**Given instruction**
In the lines running from the one containing "- post-location[interactable]: ресторан" through the one containing "- app-root: 91%", substitute "clickable" for each occurrence of "interactable", and reproduce only those lines with everything else left unchanged.

**Dataset extract**
—————
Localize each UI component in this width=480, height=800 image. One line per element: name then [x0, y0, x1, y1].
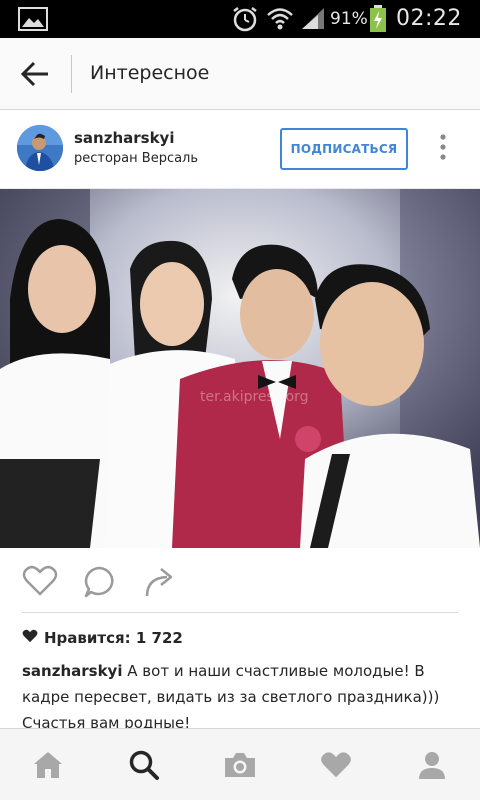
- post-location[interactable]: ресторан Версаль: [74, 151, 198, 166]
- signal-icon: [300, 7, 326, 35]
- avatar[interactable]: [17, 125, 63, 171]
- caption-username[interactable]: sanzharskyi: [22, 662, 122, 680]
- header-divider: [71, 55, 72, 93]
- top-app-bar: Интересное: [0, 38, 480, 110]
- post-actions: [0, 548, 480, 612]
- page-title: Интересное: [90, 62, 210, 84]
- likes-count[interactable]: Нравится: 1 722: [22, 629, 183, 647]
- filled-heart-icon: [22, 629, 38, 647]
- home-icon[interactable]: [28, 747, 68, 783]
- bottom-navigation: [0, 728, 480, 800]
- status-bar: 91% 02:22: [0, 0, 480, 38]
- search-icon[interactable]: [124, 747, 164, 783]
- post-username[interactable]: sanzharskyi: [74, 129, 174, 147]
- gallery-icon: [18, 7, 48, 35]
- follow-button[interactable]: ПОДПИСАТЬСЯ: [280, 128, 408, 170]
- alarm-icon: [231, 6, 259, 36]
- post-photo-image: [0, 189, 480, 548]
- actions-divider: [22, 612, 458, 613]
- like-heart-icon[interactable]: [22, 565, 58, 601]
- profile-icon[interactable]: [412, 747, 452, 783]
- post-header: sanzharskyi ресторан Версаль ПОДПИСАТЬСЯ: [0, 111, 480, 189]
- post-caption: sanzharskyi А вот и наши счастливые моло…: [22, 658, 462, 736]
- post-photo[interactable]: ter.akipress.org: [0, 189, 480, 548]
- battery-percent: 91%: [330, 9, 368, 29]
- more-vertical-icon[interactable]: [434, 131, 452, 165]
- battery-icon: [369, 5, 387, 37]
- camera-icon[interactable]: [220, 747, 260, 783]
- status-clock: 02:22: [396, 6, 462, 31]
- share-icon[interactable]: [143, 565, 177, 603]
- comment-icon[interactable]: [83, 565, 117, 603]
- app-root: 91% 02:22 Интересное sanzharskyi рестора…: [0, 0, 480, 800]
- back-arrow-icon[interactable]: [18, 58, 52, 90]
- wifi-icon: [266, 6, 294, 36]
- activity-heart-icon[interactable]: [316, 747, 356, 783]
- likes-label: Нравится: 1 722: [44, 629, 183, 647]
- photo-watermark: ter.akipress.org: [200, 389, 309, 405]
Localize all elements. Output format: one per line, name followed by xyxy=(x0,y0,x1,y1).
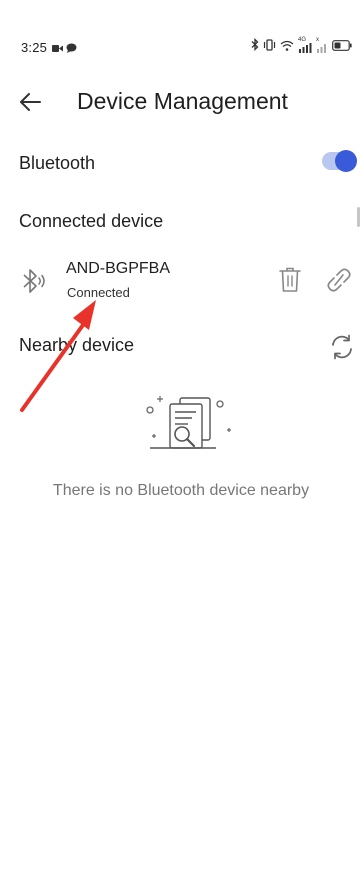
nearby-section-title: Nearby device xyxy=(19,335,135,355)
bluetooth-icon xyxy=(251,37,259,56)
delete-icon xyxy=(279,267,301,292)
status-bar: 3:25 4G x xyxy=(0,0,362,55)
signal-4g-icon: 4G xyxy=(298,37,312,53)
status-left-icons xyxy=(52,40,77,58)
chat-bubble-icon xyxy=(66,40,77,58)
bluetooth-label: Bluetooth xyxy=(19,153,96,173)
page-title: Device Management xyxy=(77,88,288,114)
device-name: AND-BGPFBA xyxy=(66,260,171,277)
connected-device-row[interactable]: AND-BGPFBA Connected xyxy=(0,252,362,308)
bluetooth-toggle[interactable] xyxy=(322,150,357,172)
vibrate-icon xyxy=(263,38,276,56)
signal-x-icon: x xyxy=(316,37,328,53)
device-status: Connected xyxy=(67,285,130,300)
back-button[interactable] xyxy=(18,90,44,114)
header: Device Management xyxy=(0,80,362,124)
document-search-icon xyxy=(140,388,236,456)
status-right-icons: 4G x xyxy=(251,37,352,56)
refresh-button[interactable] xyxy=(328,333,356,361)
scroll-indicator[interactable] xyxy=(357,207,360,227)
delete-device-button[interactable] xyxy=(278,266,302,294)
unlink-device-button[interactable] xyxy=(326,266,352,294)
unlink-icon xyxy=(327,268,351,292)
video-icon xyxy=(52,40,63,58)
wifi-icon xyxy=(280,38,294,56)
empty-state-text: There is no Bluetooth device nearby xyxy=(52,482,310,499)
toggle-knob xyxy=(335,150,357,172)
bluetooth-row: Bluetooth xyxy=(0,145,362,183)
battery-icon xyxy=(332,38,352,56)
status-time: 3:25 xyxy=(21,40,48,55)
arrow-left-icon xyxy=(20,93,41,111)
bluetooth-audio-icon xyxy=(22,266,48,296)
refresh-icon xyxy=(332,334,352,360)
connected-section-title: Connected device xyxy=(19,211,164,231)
—————
**Result below**
- post-location[clickable]: ресторан Версаль: [74, 151, 198, 166]
- signal-icon: [300, 7, 326, 35]
- avatar[clickable]: [17, 125, 63, 171]
- caption-username[clickable]: sanzharskyi: [22, 662, 122, 680]
- header-divider: [71, 55, 72, 93]
- top-app-bar: Интересное: [0, 38, 480, 110]
- post-actions: [0, 548, 480, 612]
- page-title: Интересное: [90, 62, 210, 84]
- likes-count[clickable]: Нравится: 1 722: [22, 629, 183, 647]
- filled-heart-icon: [22, 629, 38, 647]
- home-icon[clickable]: [28, 747, 68, 783]
- bottom-navigation: [0, 728, 480, 800]
- status-bar: 91% 02:22: [0, 0, 480, 38]
- search-icon[clickable]: [124, 747, 164, 783]
- post-username[clickable]: sanzharskyi: [74, 129, 174, 147]
- gallery-icon: [18, 7, 48, 35]
- follow-button[clickable]: ПОДПИСАТЬСЯ: [280, 128, 408, 170]
- alarm-icon: [231, 6, 259, 36]
- post-photo-image: [0, 189, 480, 548]
- actions-divider: [22, 612, 458, 613]
- like-heart-icon[clickable]: [22, 565, 58, 601]
- profile-icon[clickable]: [412, 747, 452, 783]
- post-header: sanzharskyi ресторан Версаль ПОДПИСАТЬСЯ: [0, 111, 480, 189]
- post-caption: sanzharskyi А вот и наши счастливые моло…: [22, 658, 462, 736]
- post-photo[clickable]: ter.akipress.org: [0, 189, 480, 548]
- battery-percent: 91%: [330, 9, 368, 29]
- more-vertical-icon[clickable]: [434, 131, 452, 165]
- battery-icon: [369, 5, 387, 37]
- camera-icon[clickable]: [220, 747, 260, 783]
- status-clock: 02:22: [396, 6, 462, 31]
- share-icon[clickable]: [143, 565, 177, 603]
- comment-icon[clickable]: [83, 565, 117, 603]
- app-root: 91% 02:22 Интересное sanzharskyi рестора…: [0, 0, 480, 800]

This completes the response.